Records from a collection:

+-------+

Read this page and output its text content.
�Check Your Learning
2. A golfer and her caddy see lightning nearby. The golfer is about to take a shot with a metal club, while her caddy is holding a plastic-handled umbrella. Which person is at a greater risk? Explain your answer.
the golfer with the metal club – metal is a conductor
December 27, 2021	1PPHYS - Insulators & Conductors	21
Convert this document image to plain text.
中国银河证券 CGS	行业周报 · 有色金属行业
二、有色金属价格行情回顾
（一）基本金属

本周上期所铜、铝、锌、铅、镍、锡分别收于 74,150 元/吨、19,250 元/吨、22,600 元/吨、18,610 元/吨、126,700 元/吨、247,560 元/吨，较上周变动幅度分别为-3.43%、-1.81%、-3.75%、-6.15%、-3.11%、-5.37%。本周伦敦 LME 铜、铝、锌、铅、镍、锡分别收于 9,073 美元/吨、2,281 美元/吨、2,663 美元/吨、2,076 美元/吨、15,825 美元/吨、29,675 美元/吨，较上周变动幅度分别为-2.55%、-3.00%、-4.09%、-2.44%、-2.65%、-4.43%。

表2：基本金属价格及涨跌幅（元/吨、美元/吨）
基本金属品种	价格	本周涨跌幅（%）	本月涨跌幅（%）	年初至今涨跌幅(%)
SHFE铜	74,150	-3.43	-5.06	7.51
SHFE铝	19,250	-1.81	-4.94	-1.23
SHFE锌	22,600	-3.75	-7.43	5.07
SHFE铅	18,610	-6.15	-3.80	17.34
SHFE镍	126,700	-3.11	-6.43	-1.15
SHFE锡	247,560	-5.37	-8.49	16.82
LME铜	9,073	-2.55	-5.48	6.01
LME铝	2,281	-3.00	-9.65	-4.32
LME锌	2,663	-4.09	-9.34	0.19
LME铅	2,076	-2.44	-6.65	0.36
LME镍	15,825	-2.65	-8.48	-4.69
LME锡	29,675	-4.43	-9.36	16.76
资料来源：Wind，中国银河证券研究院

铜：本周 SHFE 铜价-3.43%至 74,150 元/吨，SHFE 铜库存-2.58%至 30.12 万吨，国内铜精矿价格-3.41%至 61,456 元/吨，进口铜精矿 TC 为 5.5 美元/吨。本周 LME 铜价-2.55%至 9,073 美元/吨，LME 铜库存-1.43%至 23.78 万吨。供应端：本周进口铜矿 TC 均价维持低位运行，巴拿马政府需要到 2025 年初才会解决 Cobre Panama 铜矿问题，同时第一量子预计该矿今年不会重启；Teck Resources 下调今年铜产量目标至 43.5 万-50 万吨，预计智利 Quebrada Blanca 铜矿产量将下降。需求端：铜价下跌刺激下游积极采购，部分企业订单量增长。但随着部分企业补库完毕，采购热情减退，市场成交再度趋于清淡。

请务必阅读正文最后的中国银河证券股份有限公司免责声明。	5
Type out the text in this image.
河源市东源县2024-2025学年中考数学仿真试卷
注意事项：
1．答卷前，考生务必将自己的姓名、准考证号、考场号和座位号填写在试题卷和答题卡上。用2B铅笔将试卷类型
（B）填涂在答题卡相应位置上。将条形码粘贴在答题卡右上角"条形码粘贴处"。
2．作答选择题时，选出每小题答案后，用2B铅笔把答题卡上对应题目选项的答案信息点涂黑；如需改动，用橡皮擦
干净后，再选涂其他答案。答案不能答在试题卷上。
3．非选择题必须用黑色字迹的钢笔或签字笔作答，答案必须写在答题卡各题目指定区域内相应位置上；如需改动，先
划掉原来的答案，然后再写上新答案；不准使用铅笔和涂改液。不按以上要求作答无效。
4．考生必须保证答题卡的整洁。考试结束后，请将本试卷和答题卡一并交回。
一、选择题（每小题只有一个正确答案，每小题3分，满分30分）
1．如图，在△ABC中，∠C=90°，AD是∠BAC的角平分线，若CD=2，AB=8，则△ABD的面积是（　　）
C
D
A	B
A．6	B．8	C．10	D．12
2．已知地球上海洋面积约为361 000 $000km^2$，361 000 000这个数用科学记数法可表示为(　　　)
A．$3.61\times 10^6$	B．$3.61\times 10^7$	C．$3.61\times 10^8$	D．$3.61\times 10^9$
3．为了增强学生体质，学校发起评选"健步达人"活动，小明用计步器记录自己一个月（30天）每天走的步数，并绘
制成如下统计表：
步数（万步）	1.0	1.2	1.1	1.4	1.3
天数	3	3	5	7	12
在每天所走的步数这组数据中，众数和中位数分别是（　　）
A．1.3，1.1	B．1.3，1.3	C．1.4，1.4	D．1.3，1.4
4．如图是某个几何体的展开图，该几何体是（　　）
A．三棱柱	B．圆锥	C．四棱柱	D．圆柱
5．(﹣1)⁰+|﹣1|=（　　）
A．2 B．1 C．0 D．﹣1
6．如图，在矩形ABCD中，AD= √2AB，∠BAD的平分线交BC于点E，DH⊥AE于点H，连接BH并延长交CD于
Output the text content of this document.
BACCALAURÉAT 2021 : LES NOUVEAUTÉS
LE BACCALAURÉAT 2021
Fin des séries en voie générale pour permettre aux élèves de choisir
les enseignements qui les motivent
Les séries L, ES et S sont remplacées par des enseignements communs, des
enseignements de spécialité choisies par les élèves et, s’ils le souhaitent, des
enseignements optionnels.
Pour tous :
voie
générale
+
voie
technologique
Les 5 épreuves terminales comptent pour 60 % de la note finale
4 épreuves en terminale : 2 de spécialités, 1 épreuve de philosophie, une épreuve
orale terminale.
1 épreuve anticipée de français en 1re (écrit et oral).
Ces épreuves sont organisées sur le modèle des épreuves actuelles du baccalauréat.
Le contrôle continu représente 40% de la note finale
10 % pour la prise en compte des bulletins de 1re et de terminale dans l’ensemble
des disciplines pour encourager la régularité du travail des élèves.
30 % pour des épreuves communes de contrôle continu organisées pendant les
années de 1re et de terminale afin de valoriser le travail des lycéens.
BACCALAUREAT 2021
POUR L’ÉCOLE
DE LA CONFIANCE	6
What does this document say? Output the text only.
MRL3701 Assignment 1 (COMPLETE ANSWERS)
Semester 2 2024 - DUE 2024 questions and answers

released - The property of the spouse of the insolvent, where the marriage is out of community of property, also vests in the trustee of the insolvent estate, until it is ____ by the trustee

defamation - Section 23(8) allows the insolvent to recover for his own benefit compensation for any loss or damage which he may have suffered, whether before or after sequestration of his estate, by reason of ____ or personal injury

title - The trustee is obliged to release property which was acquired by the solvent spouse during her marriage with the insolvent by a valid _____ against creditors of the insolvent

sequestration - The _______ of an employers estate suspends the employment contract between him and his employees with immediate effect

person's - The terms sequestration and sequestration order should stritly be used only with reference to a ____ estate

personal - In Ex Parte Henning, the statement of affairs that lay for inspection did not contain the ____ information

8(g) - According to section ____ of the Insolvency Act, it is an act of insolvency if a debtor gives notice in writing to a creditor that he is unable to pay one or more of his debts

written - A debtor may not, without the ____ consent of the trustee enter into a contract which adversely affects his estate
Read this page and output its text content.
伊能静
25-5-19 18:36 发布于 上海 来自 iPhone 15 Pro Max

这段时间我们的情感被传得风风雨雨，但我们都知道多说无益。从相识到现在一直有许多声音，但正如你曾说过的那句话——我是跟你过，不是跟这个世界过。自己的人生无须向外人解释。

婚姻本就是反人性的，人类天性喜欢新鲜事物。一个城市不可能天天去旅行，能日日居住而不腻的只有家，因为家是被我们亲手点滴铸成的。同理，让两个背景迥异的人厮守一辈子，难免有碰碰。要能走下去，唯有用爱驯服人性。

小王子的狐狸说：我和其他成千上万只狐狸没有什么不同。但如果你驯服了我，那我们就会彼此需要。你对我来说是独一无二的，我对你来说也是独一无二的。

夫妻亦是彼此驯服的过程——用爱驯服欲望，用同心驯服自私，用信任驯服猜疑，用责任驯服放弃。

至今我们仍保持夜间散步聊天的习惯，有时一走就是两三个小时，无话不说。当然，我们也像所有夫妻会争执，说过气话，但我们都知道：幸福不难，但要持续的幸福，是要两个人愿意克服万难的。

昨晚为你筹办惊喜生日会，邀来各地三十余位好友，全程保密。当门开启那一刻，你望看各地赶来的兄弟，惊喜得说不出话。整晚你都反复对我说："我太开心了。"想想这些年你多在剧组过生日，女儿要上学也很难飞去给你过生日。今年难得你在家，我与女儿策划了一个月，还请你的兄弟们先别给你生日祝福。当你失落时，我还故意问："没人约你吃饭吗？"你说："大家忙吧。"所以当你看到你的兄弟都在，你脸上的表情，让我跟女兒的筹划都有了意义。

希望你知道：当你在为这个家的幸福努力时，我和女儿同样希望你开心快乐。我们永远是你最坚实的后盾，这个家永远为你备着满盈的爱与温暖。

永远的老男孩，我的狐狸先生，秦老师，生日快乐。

+-------+

* _INSTRUCTIONS TO FOLLOW_
Give the number of lines above in which the word "metal" occurs, with nothing else.

* _EXERCISE OUTPUT_
2